▸ **WORK ITEM**
All lines holding the word "getline" are to be copied from the records beneath.

▸ **RECORDS FOR THE EXERCISE**
* * * * * * *
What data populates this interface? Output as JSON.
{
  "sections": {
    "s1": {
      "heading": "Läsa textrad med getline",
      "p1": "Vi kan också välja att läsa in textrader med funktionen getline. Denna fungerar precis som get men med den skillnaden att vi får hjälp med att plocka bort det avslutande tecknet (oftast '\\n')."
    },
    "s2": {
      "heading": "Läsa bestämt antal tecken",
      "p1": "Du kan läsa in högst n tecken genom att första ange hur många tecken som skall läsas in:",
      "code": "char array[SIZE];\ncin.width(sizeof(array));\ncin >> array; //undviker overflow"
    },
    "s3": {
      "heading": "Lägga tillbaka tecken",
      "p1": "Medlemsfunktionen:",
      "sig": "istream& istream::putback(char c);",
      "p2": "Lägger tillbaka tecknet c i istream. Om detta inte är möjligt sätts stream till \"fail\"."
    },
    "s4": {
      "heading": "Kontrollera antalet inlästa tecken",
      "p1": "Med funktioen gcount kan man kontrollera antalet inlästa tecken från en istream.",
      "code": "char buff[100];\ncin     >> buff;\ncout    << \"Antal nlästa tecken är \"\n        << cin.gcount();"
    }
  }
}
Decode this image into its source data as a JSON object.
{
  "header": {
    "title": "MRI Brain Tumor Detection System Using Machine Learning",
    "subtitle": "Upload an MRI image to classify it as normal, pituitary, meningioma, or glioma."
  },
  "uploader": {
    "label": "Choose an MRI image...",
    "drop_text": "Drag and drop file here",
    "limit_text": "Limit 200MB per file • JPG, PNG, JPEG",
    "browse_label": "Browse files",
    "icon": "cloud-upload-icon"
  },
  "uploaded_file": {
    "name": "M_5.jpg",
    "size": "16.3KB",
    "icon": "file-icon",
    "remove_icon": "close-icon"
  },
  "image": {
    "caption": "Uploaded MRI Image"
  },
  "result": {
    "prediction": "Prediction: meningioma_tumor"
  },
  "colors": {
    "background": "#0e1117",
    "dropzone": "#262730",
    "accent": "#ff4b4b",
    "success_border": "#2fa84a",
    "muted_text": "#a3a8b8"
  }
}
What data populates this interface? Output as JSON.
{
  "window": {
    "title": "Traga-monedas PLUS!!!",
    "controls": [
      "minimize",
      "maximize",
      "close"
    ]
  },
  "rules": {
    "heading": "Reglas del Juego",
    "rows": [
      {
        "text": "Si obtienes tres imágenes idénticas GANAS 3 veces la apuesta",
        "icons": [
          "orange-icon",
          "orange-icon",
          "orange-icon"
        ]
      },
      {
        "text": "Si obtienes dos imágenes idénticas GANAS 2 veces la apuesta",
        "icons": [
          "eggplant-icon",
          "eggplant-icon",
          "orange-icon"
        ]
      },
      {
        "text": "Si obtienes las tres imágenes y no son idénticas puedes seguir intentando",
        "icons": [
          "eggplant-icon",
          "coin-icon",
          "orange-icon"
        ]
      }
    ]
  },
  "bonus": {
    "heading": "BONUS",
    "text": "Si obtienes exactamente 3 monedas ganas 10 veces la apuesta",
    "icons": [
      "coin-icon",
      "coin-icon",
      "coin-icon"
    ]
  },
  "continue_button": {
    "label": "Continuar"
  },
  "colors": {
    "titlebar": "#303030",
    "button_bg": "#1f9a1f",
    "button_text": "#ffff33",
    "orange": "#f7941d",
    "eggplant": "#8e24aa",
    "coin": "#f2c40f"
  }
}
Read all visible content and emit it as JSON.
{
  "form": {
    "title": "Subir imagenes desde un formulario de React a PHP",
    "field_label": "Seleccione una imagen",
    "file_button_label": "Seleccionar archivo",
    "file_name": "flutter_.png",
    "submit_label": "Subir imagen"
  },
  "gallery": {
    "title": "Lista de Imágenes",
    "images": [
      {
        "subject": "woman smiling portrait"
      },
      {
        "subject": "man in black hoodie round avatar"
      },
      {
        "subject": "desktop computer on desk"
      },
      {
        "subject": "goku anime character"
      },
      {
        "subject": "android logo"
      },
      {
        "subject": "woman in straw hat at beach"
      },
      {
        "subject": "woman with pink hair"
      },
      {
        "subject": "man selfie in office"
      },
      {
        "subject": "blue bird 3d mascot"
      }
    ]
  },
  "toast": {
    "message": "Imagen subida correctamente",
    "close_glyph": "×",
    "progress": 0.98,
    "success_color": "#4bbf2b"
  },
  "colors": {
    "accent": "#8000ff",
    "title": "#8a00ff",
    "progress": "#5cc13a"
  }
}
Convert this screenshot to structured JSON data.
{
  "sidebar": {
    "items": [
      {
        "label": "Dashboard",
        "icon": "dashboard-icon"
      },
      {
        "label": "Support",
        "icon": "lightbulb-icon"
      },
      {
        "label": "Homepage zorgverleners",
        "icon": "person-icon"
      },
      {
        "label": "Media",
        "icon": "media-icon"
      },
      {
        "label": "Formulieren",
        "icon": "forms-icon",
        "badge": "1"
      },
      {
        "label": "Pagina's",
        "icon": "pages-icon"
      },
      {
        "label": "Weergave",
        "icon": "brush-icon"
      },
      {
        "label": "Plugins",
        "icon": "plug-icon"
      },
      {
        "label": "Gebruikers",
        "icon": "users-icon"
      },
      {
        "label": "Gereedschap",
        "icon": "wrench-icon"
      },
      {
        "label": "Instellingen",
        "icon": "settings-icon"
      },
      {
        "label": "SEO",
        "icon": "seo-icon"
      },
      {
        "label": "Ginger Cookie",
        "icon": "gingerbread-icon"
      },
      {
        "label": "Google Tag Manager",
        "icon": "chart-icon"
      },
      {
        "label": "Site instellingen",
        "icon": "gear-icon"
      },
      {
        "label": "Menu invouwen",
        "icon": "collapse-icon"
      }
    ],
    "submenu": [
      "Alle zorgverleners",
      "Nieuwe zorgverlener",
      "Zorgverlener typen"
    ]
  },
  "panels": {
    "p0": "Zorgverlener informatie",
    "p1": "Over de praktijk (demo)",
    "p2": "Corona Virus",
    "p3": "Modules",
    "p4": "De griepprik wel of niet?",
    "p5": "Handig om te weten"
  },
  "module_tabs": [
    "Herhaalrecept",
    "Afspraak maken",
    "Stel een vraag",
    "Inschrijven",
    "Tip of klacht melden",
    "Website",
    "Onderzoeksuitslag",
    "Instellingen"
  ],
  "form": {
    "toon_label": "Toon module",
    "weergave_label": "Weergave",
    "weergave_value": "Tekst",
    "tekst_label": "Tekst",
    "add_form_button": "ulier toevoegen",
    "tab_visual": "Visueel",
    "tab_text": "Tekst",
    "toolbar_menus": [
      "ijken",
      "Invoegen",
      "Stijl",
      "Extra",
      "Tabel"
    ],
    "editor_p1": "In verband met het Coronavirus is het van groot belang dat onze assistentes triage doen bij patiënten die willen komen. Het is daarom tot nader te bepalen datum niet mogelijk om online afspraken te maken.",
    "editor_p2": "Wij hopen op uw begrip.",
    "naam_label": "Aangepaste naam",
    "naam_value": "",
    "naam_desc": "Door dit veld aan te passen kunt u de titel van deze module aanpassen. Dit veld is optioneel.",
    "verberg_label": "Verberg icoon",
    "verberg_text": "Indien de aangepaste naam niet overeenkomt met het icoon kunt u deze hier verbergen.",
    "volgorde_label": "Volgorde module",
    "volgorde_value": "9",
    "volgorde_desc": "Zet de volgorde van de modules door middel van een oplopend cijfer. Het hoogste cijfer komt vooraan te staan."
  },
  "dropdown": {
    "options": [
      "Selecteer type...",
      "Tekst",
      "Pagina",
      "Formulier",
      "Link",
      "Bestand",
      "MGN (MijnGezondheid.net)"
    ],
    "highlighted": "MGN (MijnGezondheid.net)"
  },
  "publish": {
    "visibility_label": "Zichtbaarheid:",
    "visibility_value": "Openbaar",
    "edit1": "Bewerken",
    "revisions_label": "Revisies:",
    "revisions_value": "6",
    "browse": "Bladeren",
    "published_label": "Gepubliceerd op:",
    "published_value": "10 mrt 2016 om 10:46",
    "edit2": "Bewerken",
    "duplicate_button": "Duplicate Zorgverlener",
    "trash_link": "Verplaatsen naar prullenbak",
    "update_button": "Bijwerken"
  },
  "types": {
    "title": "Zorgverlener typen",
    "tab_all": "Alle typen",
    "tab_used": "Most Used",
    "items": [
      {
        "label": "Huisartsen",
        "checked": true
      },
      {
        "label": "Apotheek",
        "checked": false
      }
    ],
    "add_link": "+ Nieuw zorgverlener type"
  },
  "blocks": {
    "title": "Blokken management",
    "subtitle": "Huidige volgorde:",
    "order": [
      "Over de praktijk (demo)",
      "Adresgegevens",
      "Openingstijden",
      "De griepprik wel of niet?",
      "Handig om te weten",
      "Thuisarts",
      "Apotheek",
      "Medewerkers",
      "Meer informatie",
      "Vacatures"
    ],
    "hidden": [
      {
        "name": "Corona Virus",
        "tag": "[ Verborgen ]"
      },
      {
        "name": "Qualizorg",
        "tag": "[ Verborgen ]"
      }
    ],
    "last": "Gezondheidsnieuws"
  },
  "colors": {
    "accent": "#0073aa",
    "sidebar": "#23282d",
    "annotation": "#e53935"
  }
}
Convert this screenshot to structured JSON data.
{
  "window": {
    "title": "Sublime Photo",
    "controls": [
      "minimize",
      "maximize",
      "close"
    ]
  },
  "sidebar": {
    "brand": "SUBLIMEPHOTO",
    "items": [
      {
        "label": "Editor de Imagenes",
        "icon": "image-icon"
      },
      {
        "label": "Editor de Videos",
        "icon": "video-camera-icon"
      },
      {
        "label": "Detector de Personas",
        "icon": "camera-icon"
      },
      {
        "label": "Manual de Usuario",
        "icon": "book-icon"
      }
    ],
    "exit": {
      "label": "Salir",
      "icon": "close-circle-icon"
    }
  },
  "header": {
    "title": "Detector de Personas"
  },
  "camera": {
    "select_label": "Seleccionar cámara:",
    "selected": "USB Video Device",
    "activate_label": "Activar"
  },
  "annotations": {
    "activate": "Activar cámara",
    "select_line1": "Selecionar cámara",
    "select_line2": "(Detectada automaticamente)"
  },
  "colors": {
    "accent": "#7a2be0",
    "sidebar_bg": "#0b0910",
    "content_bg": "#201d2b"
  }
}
* * * * * * *
▸ **YOUR RESPONSE**
      "heading": "Läsa textrad med getline",
      "p1": "Vi kan också välja att läsa in textrader med funktionen getline. Denna fungerar precis som get men med den skillnaden att vi får hjälp med att plocka bort det avslutande tecknet (oftast '\\n')."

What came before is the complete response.